___ DATA SECTION ___
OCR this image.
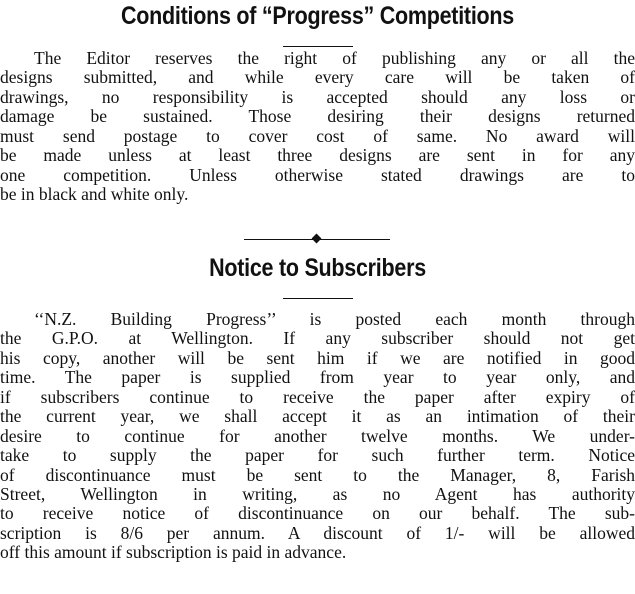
Conditions of “Progress” Competitions
The Editor reserves the right of publishing any or all the
designs submitted, and while every care will be taken of
drawings, no responsibility is accepted should any loss or
damage be sustained. Those desiring their designs returned
must send postage to cover cost of same. No award will
be made unless at least three designs are sent in for any
one competition. Unless otherwise stated drawings are to
be in black and white only.
Notice to Subscribers
‘‘N.Z. Building Progress’’ is posted each month through
the G.P.O. at Wellington. If any subscriber should not get
his copy, another will be sent him if we are notified in good
time. The paper is supplied from year to year only, and
if subscribers continue to receive the paper after expiry of
the current year, we shall accept it as an intimation of their
desire to continue for another twelve months. We under-
take to supply the paper for such further term. Notice
of discontinuance must be sent to the Manager, 8, Farish
Street, Wellington in writing, as no Agent has authority
to receive notice of discontinuance on our behalf. The sub-
scription is 8/6 per annum. A discount of 1/- will be allowed
off this amount if subscription is paid in advance.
___
■ **PROBLEM DESCRIPTION**: Copy out all the records exactly, excluding pictures.

■ **ANSWER TO THE TASK**:
OCR this image.
Conditions of “Progress” Competitions
The Editor reserves the right of publishing any or all the
designs submitted, and while every care will be taken of
drawings, no responsibility is accepted should any loss or
damage be sustained. Those desiring their designs returned
must send postage to cover cost of same. No award will
be made unless at least three designs are sent in for any
one competition. Unless otherwise stated drawings are to
be in black and white only.
Notice to Subscribers
‘‘N.Z. Building Progress’’ is posted each month through
the G.P.O. at Wellington. If any subscriber should not get
his copy, another will be sent him if we are notified in good
time. The paper is supplied from year to year only, and
if subscribers continue to receive the paper after expiry of
the current year, we shall accept it as an intimation of their
desire to continue for another twelve months. We under-
take to supply the paper for such further term. Notice
of discontinuance must be sent to the Manager, 8, Farish
Street, Wellington in writing, as no Agent has authority
to receive notice of discontinuance on our behalf. The sub-
scription is 8/6 per annum. A discount of 1/- will be allowed
off this amount if subscription is paid in advance.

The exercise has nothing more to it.